(Lines of data)
——
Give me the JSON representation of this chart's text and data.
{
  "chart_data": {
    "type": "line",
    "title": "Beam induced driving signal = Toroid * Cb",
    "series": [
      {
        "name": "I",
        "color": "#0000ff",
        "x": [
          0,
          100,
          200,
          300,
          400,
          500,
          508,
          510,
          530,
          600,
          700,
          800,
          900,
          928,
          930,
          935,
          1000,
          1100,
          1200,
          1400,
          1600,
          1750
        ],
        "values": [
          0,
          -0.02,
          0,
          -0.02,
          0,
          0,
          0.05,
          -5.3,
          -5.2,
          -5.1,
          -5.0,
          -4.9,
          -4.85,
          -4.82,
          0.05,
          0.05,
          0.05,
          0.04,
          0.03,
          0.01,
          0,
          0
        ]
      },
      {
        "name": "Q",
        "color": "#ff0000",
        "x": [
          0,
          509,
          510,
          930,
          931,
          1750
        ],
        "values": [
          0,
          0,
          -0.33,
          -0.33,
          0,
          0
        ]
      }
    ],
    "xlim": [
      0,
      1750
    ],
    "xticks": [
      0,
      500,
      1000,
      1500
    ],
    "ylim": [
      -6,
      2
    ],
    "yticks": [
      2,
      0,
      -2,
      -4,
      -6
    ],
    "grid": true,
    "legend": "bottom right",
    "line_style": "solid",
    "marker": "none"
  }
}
——
• Task to carry out
Return each entry from the material above exactly as it appears.

• Written solution
Give me the JSON representation of this chart's text and data.
{
  "chart_data": {
    "type": "line",
    "title": "Beam induced driving signal = Toroid * Cb",
    "series": [
      {
        "name": "I",
        "color": "#0000ff",
        "x": [
          0,
          100,
          200,
          300,
          400,
          500,
          508,
          510,
          530,
          600,
          700,
          800,
          900,
          928,
          930,
          935,
          1000,
          1100,
          1200,
          1400,
          1600,
          1750
        ],
        "values": [
          0,
          -0.02,
          0,
          -0.02,
          0,
          0,
          0.05,
          -5.3,
          -5.2,
          -5.1,
          -5.0,
          -4.9,
          -4.85,
          -4.82,
          0.05,
          0.05,
          0.05,
          0.04,
          0.03,
          0.01,
          0,
          0
        ]
      },
      {
        "name": "Q",
        "color": "#ff0000",
        "x": [
          0,
          509,
          510,
          930,
          931,
          1750
        ],
        "values": [
          0,
          0,
          -0.33,
          -0.33,
          0,
          0
        ]
      }
    ],
    "xlim": [
      0,
      1750
    ],
    "xticks": [
      0,
      500,
      1000,
      1500
    ],
    "ylim": [
      -6,
      2
    ],
    "yticks": [
      2,
      0,
      -2,
      -4,
      -6
    ],
    "grid": true,
    "legend": "bottom right",
    "line_style": "solid",
    "marker": "none"
  }
}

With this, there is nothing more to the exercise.